[Items listed in a dataset]
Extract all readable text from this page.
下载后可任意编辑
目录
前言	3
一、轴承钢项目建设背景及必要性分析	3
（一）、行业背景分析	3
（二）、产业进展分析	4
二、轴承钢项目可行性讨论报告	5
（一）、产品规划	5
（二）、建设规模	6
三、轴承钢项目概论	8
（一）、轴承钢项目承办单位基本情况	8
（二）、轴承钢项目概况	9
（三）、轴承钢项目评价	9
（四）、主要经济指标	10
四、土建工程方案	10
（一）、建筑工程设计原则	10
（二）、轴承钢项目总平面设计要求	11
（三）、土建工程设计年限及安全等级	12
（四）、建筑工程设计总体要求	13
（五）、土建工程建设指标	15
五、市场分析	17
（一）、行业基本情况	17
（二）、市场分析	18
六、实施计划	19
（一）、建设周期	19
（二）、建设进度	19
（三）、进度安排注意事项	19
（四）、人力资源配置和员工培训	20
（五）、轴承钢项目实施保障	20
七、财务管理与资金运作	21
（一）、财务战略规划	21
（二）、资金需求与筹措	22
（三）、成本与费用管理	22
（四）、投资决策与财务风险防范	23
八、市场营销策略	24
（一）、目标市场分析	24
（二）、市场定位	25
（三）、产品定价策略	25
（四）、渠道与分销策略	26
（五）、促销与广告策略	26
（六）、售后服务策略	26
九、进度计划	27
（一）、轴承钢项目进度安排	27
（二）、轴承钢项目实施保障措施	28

---

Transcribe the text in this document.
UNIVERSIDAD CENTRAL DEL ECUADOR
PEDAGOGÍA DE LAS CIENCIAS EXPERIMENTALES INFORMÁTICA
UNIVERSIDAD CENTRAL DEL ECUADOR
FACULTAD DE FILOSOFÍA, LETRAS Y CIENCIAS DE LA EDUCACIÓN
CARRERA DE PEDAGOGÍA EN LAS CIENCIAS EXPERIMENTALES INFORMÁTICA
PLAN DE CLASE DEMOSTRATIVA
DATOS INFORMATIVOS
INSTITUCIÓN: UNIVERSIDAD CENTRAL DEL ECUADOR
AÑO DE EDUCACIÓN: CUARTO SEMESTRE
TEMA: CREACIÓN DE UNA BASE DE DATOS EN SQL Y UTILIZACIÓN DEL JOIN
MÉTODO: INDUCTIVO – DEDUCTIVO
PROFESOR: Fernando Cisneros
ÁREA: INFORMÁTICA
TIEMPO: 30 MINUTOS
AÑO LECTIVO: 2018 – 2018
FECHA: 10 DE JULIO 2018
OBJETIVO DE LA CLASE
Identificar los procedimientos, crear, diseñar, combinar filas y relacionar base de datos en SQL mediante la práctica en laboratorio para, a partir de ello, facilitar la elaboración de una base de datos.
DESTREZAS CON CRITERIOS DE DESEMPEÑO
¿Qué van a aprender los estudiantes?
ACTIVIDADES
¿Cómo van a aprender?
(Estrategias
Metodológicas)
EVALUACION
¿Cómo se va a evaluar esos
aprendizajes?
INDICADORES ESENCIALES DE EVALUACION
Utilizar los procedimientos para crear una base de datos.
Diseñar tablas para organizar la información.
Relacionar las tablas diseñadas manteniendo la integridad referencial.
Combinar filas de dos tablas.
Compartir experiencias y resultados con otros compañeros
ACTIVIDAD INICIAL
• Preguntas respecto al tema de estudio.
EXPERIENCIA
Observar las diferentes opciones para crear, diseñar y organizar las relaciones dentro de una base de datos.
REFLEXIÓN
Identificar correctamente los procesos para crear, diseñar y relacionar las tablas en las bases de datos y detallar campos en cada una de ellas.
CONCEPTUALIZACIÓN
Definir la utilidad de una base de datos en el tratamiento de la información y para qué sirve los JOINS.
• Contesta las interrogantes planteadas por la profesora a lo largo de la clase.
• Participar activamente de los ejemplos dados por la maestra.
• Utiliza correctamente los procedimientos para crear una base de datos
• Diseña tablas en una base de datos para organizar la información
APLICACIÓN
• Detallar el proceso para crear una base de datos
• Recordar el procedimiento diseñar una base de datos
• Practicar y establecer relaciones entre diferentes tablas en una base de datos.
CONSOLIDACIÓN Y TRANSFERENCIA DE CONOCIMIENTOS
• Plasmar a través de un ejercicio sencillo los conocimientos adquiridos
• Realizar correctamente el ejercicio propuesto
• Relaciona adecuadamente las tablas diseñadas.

==

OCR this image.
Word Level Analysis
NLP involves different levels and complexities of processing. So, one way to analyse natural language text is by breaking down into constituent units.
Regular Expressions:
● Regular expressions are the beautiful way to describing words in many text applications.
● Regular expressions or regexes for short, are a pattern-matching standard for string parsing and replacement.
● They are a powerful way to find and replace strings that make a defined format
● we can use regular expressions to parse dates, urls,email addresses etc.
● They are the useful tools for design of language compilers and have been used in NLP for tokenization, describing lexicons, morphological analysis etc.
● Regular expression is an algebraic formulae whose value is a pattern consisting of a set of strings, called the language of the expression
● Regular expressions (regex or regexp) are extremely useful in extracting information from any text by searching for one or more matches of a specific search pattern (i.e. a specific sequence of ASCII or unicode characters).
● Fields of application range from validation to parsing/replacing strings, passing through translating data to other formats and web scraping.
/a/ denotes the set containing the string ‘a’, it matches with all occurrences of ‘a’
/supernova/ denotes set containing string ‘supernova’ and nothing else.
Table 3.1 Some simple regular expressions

▶ [GOAL OF THE EXERCISE] Extract every line above containing the word "procedimientos".

▶ [ANSWER]
Identificar los procedimientos, crear, diseñar, combinar filas y relacionar base de datos en SQL mediante la práctica en laboratorio para, a partir de ello, facilitar la elaboración de una base de datos.
Utilizar los procedimientos para crear una base de datos.
• Utiliza correctamente los procedimientos para crear una base de datos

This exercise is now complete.